### What needs to be done
Where a line holds "присуждаемый", copy it.

### Data entries
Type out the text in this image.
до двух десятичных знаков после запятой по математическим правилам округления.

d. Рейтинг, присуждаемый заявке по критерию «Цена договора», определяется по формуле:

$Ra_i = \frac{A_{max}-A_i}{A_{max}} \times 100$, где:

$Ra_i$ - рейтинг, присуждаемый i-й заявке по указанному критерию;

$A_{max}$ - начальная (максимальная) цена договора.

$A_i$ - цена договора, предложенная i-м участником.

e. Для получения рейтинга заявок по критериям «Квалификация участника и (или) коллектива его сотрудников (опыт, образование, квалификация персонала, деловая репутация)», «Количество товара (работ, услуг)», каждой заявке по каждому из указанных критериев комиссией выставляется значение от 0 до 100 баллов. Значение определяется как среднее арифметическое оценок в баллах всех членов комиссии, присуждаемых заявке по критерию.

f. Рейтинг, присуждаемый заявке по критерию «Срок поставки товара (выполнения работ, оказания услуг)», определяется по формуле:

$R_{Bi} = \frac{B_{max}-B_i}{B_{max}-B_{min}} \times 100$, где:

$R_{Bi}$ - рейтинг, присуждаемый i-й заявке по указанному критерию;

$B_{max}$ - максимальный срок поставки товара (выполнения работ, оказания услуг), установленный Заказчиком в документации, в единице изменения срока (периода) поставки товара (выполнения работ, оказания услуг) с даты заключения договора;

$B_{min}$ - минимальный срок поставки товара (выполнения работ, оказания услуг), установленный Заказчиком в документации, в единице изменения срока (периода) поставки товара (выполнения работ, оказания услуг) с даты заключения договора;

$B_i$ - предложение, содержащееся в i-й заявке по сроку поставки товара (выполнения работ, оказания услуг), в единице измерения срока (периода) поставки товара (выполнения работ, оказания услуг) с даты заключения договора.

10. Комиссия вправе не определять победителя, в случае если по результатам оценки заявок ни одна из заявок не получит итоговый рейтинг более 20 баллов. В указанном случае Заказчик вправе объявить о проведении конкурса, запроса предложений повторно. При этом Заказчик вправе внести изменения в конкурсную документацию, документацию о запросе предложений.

...

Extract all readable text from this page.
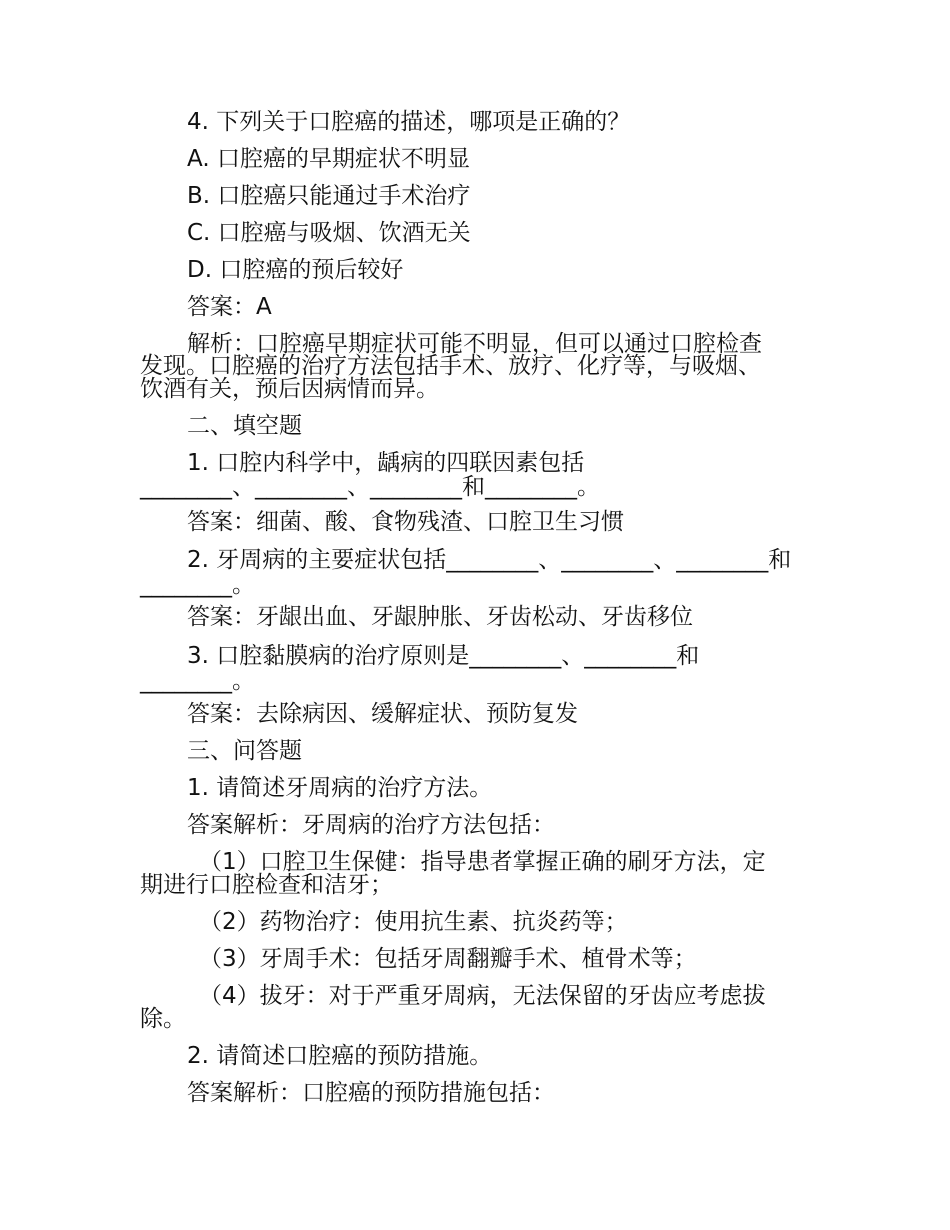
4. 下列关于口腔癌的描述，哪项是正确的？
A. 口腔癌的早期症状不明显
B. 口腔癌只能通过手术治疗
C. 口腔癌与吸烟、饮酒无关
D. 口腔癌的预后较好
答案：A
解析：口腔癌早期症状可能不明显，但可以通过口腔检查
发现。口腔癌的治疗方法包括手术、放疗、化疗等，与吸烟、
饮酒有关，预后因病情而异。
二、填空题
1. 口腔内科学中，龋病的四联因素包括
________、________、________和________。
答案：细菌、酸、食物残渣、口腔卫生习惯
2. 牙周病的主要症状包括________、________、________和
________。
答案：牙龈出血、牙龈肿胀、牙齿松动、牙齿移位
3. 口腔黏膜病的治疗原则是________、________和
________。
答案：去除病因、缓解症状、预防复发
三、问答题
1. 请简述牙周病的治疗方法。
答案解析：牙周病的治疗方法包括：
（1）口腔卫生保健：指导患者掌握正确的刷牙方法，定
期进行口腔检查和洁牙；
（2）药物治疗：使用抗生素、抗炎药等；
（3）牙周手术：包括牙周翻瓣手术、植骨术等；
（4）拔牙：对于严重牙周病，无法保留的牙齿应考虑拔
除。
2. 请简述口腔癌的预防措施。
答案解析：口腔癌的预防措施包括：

### Correct response
d. Рейтинг, присуждаемый заявке по критерию «Цена договора», определяется по формуле:
$Ra_i$ - рейтинг, присуждаемый i-й заявке по указанному критерию;
f. Рейтинг, присуждаемый заявке по критерию «Срок поставки товара (выполнения работ, оказания услуг)», определяется по формуле:
$R_{Bi}$ - рейтинг, присуждаемый i-й заявке по указанному критерию;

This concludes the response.